Goal: Reproduce all entries word for word.

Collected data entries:
## start
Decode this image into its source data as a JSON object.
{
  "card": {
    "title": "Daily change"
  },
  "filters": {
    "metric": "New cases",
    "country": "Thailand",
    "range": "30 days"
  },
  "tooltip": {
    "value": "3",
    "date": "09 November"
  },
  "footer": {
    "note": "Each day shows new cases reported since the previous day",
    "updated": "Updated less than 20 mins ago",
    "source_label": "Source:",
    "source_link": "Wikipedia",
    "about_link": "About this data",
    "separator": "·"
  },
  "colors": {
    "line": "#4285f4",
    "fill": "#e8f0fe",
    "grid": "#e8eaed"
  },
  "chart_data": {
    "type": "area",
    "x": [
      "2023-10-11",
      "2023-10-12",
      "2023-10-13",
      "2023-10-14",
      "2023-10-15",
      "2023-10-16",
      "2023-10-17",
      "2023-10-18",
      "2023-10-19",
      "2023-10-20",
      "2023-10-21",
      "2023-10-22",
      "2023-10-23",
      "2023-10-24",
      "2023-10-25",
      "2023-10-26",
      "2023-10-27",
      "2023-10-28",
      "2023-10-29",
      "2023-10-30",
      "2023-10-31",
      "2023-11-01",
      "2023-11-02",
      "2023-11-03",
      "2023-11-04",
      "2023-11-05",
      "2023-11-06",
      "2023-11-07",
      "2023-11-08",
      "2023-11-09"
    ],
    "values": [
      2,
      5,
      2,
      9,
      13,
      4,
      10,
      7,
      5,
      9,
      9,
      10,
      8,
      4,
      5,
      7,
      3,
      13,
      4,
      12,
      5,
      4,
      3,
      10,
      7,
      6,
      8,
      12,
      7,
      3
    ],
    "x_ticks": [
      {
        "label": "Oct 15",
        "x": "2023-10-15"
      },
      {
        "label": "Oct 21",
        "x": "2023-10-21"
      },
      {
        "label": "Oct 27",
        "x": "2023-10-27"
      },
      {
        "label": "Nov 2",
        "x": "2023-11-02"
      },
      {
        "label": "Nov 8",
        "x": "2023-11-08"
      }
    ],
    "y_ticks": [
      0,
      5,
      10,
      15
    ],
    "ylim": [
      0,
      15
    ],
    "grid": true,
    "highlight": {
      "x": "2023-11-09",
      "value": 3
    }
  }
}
## end
Reply to the task:
Decode this image into its source data as a JSON object.
{
  "card": {
    "title": "Daily change"
  },
  "filters": {
    "metric": "New cases",
    "country": "Thailand",
    "range": "30 days"
  },
  "tooltip": {
    "value": "3",
    "date": "09 November"
  },
  "footer": {
    "note": "Each day shows new cases reported since the previous day",
    "updated": "Updated less than 20 mins ago",
    "source_label": "Source:",
    "source_link": "Wikipedia",
    "about_link": "About this data",
    "separator": "·"
  },
  "colors": {
    "line": "#4285f4",
    "fill": "#e8f0fe",
    "grid": "#e8eaed"
  },
  "chart_data": {
    "type": "area",
    "x": [
      "2023-10-11",
      "2023-10-12",
      "2023-10-13",
      "2023-10-14",
      "2023-10-15",
      "2023-10-16",
      "2023-10-17",
      "2023-10-18",
      "2023-10-19",
      "2023-10-20",
      "2023-10-21",
      "2023-10-22",
      "2023-10-23",
      "2023-10-24",
      "2023-10-25",
      "2023-10-26",
      "2023-10-27",
      "2023-10-28",
      "2023-10-29",
      "2023-10-30",
      "2023-10-31",
      "2023-11-01",
      "2023-11-02",
      "2023-11-03",
      "2023-11-04",
      "2023-11-05",
      "2023-11-06",
      "2023-11-07",
      "2023-11-08",
      "2023-11-09"
    ],
    "values": [
      2,
      5,
      2,
      9,
      13,
      4,
      10,
      7,
      5,
      9,
      9,
      10,
      8,
      4,
      5,
      7,
      3,
      13,
      4,
      12,
      5,
      4,
      3,
      10,
      7,
      6,
      8,
      12,
      7,
      3
    ],
    "x_ticks": [
      {
        "label": "Oct 15",
        "x": "2023-10-15"
      },
      {
        "label": "Oct 21",
        "x": "2023-10-21"
      },
      {
        "label": "Oct 27",
        "x": "2023-10-27"
      },
      {
        "label": "Nov 2",
        "x": "2023-11-02"
      },
      {
        "label": "Nov 8",
        "x": "2023-11-08"
      }
    ],
    "y_ticks": [
      0,
      5,
      10,
      15
    ],
    "ylim": [
      0,
      15
    ],
    "grid": true,
    "highlight": {
      "x": "2023-11-09",
      "value": 3
    }
  }
}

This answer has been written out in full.